The records:
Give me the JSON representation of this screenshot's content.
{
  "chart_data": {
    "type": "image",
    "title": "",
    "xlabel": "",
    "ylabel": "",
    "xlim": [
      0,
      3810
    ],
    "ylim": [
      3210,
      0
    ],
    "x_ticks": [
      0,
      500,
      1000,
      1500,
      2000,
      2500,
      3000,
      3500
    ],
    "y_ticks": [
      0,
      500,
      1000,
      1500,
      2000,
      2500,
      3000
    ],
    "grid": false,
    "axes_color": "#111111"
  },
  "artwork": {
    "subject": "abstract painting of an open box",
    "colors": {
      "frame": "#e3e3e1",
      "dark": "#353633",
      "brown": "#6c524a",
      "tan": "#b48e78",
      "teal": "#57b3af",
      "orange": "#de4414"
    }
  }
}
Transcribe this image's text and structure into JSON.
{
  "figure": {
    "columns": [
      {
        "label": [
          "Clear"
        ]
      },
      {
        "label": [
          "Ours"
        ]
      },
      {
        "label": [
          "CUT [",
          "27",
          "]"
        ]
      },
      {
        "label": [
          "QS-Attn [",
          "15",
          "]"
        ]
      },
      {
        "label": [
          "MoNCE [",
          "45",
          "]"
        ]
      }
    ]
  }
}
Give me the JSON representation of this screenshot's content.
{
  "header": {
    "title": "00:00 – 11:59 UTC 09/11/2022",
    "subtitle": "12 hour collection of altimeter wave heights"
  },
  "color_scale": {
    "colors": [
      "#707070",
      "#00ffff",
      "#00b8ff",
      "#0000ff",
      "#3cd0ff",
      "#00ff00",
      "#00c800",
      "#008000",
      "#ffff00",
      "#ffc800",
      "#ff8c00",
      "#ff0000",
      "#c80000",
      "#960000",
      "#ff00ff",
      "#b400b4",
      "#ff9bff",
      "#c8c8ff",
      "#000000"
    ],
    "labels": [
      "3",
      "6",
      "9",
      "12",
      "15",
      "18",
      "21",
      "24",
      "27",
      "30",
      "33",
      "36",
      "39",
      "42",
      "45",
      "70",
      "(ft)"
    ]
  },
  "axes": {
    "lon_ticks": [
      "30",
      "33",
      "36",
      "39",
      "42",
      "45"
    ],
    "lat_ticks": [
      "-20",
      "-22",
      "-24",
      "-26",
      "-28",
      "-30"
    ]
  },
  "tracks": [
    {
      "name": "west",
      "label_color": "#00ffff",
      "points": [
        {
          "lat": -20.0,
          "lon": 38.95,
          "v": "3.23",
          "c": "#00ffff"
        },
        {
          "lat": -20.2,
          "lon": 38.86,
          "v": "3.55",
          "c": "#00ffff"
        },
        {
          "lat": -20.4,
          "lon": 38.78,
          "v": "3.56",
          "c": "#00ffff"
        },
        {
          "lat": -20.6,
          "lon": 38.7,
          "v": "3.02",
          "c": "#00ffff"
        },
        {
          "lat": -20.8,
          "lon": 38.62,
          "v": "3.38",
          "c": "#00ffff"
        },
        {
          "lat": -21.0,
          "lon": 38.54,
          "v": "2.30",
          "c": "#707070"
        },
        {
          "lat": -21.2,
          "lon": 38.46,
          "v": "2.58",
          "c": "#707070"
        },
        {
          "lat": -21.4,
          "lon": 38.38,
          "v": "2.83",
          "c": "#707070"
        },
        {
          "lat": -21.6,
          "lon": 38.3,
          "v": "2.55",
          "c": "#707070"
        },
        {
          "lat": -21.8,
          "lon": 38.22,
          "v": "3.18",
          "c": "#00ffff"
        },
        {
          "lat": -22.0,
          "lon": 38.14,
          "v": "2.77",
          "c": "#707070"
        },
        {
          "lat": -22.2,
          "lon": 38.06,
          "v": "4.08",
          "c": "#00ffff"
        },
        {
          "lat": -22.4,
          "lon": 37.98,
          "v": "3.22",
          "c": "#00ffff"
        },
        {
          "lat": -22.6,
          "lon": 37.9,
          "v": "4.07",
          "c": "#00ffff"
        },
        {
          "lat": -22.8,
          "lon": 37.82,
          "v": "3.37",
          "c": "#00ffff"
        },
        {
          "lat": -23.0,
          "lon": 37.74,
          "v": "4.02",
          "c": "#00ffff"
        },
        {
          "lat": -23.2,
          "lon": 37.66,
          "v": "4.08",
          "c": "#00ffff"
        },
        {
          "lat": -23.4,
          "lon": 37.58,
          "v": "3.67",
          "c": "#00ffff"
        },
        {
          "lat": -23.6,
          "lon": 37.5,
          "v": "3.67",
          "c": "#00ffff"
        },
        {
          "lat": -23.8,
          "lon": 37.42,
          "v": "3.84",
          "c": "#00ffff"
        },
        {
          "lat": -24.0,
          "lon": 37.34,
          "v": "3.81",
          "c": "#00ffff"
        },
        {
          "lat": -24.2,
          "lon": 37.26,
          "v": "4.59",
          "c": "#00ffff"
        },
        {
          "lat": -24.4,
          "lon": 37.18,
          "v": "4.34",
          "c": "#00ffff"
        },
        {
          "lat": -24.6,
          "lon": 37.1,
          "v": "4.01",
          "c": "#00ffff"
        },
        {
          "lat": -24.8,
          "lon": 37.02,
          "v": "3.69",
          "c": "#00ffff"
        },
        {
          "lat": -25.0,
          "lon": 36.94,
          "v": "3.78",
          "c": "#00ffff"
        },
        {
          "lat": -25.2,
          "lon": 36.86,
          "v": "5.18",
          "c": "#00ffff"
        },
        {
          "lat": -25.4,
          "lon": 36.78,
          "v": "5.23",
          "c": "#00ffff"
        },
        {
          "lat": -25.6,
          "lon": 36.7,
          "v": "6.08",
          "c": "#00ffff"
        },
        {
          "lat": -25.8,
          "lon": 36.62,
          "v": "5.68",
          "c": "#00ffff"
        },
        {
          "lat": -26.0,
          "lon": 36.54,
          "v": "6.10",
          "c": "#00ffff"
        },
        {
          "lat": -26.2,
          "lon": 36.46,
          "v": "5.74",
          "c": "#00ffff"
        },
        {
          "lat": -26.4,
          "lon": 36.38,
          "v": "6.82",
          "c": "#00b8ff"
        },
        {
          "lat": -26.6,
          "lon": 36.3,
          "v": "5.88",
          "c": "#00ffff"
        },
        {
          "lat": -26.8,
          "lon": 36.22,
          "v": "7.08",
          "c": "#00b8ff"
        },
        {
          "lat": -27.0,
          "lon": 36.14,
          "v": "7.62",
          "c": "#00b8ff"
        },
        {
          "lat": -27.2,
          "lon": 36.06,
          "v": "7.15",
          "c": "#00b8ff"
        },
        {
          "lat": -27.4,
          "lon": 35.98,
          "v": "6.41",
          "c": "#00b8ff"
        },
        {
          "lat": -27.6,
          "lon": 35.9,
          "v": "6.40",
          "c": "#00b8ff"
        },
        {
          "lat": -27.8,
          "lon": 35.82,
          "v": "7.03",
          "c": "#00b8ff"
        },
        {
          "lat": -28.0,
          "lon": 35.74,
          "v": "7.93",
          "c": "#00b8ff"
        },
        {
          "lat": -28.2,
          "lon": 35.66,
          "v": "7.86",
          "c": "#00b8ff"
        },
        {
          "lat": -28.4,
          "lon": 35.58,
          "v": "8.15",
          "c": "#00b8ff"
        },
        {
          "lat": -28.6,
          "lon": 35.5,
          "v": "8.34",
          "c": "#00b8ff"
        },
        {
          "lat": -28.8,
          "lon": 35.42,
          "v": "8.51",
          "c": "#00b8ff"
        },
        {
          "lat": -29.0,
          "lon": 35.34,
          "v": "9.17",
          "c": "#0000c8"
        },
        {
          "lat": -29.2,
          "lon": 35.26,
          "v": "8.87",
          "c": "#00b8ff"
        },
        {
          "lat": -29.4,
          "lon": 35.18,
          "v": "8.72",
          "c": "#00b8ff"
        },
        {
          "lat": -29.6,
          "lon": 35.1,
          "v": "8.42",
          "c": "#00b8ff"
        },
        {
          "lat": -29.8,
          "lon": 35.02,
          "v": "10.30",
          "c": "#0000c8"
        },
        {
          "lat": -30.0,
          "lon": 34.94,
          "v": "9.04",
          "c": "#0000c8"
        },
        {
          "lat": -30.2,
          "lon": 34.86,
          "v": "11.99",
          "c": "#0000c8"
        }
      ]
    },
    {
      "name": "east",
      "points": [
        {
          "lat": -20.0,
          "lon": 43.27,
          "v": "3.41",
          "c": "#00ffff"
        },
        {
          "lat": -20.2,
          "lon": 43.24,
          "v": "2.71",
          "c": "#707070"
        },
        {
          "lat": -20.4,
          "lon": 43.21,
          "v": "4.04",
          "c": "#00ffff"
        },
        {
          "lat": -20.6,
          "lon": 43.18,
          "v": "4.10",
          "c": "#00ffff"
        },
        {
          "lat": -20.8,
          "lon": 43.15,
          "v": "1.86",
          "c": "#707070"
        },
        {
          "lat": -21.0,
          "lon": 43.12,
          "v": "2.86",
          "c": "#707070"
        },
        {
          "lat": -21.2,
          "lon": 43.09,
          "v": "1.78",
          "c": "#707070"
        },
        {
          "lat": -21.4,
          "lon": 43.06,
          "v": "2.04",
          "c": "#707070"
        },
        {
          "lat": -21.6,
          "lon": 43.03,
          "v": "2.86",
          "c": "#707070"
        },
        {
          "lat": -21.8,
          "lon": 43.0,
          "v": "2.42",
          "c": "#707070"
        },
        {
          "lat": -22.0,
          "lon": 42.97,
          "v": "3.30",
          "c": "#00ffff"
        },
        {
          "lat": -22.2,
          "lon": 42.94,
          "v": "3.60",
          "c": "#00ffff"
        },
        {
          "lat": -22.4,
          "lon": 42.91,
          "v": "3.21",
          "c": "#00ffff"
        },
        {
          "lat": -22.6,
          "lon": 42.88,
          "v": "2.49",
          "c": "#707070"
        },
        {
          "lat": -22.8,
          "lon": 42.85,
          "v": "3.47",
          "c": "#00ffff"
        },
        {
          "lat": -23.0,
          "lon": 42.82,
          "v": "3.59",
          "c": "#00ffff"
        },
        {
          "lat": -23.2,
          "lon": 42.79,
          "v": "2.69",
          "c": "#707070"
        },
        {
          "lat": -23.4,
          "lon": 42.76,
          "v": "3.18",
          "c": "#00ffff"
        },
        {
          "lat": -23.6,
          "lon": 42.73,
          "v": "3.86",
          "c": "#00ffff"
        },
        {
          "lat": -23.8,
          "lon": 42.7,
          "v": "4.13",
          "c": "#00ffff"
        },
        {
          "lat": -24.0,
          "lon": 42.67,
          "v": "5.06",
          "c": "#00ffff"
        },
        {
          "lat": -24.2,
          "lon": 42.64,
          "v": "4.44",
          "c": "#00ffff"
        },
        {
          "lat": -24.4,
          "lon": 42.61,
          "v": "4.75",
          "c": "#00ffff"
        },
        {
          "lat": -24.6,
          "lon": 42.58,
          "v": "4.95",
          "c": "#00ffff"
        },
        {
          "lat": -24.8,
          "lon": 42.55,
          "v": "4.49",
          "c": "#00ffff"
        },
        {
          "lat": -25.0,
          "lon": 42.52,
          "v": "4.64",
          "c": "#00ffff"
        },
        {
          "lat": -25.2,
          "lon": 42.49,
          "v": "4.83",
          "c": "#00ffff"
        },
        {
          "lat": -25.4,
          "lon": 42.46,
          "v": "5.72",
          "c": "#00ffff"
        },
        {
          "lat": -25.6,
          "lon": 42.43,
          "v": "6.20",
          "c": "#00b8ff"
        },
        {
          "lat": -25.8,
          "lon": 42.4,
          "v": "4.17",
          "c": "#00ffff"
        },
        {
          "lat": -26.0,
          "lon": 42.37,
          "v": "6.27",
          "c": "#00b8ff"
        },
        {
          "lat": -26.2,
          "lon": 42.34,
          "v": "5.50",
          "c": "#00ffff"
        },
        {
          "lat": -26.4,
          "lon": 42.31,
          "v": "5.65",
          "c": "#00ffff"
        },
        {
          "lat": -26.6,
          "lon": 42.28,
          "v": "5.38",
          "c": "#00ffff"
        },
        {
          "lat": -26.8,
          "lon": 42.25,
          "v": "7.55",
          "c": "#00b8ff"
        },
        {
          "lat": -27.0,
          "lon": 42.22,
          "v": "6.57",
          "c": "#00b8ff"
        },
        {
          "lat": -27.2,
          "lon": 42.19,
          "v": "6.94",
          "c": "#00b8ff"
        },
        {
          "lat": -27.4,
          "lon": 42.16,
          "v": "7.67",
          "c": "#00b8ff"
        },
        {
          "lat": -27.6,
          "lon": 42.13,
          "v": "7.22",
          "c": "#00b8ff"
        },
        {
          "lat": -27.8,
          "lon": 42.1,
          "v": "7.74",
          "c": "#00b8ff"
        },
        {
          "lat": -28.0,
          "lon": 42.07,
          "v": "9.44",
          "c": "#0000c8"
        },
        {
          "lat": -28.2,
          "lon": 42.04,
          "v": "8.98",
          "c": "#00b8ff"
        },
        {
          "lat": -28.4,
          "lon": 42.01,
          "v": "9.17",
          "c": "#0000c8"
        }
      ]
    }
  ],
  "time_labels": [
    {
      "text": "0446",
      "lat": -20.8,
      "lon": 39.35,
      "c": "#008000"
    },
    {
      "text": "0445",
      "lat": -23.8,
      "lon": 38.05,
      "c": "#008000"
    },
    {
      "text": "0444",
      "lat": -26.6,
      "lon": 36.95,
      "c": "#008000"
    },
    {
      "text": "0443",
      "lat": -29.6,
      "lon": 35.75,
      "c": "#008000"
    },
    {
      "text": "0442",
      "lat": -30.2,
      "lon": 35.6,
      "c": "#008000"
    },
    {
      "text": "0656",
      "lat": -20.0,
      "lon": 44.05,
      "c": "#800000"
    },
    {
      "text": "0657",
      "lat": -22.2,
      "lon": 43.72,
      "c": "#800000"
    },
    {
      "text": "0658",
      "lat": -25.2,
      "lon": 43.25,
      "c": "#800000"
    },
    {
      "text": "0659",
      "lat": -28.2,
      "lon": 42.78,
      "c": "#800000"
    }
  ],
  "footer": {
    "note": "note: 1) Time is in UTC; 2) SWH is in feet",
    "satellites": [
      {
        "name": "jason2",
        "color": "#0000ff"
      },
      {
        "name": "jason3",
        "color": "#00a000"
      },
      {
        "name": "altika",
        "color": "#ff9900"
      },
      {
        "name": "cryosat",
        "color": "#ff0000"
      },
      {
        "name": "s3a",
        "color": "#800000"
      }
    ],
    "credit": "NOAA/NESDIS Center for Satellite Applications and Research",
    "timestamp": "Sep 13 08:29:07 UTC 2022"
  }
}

Goal:
From the entries, report each line that includes the word "image".

Right answer:
    "type": "image",
Transcribe this image's text and structure into JSON.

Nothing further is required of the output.